#### YOUR INSTRUCTIONS
Pick every line from the data that holds the word "volta".

+---+

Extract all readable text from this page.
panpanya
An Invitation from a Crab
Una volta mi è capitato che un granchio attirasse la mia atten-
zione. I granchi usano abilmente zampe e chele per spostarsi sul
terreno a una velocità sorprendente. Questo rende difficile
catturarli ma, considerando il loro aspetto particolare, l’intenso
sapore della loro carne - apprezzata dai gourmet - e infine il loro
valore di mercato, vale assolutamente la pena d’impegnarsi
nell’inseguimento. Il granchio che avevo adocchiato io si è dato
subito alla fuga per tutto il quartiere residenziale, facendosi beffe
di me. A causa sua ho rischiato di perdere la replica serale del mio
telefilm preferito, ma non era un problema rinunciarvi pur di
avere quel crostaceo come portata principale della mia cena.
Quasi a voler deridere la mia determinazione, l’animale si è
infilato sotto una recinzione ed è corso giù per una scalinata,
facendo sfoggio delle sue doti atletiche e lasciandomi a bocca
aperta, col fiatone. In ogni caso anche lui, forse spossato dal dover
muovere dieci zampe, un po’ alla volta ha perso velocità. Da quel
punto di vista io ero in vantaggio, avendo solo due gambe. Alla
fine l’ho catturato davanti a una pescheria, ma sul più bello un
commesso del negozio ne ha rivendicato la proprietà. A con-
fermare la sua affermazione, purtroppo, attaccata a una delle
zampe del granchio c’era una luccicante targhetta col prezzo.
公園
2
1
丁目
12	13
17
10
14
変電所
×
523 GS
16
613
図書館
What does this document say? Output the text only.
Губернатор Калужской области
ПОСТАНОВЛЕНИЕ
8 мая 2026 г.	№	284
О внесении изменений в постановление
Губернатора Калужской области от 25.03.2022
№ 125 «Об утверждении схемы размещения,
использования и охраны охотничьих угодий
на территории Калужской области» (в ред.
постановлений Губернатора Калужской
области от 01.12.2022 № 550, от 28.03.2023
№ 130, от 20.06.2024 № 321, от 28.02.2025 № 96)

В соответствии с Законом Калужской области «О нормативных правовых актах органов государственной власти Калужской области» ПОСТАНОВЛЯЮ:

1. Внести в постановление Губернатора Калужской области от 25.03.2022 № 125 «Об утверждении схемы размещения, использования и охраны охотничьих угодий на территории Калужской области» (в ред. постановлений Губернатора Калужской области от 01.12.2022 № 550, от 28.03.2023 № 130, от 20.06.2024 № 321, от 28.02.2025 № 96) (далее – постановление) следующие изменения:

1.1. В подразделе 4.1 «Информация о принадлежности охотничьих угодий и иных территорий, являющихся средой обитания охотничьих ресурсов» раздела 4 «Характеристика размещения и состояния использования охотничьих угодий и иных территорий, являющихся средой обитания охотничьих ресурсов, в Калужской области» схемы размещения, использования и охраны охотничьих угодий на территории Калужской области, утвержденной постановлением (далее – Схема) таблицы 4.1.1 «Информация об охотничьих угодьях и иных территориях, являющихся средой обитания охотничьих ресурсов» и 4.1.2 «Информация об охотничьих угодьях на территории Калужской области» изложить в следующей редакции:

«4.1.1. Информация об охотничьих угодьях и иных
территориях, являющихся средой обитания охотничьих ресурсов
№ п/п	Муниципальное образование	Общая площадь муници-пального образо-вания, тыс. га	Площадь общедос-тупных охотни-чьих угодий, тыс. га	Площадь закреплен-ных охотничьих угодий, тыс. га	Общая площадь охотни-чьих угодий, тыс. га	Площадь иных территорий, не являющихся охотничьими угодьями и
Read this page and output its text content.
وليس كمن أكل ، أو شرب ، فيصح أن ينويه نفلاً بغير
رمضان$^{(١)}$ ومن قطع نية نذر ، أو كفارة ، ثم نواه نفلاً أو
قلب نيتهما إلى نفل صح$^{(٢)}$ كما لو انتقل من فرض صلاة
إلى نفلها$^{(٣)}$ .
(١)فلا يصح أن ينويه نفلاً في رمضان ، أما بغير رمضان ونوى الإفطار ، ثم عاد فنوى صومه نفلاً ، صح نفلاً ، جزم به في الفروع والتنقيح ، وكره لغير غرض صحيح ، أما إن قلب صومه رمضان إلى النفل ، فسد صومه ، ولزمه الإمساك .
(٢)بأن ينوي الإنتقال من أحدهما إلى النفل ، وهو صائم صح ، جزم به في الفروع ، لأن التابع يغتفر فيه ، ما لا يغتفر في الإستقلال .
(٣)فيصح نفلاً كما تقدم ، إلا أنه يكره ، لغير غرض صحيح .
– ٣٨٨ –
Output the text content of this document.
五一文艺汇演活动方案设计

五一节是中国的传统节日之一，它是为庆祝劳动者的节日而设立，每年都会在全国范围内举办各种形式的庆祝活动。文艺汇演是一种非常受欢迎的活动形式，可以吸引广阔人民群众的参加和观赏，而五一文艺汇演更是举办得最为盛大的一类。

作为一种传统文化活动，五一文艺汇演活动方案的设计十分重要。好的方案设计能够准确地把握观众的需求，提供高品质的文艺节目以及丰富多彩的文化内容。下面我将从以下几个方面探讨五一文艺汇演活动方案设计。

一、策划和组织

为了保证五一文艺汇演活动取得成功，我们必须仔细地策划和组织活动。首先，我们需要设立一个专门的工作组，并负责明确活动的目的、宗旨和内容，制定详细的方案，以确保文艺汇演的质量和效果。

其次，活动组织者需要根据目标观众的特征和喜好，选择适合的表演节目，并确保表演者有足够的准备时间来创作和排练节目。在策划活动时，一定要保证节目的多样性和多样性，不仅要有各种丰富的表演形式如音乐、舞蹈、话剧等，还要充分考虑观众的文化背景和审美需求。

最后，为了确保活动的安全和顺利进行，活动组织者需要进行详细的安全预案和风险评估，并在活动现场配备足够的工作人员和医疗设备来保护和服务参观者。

+---+

#### EXERCISE ANSWER
Una volta mi è capitato che un granchio attirasse la mia atten-
muovere dieci zampe, un po’ alla volta ha perso velocità. Da quel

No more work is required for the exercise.